- [WHAT YOU NEED TO DO] Go through the data below. Pull out every line that has the word "color".
** Start DATA FOR THE TASK **
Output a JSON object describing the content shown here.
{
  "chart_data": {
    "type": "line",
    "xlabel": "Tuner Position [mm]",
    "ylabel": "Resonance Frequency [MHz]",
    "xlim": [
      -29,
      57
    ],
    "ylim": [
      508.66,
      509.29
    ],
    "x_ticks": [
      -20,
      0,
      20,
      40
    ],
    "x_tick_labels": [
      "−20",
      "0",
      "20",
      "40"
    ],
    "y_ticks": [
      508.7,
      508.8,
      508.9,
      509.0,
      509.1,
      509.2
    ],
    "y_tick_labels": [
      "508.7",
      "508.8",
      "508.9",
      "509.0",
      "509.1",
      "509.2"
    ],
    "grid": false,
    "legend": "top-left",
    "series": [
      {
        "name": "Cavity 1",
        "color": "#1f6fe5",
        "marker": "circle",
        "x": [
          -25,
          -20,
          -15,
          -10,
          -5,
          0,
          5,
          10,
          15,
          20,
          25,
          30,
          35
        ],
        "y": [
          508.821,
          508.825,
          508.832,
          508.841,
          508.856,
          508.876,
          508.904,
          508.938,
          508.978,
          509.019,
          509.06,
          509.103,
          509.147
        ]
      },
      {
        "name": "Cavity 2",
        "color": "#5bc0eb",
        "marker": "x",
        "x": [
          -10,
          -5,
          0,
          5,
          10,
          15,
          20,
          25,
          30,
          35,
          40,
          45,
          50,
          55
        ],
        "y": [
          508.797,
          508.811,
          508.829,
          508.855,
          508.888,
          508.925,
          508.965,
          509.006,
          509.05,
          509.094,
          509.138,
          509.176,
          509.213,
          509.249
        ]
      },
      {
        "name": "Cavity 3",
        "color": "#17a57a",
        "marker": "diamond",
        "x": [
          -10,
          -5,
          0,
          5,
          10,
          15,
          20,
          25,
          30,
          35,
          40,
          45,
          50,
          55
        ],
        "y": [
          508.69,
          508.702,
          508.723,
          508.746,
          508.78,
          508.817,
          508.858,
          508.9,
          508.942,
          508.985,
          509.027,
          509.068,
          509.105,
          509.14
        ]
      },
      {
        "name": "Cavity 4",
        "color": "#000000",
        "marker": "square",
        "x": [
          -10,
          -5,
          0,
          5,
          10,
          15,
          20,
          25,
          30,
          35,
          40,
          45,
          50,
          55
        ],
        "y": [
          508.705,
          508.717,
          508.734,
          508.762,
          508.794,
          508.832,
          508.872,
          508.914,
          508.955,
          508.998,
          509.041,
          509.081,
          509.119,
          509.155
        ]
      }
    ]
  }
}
** End DATA FOR THE TASK **
- [RESULT FOR THIS TASK]
        "color": "#1f6fe5",
        "color": "#5bc0eb",
        "color": "#17a57a",
        "color": "#000000",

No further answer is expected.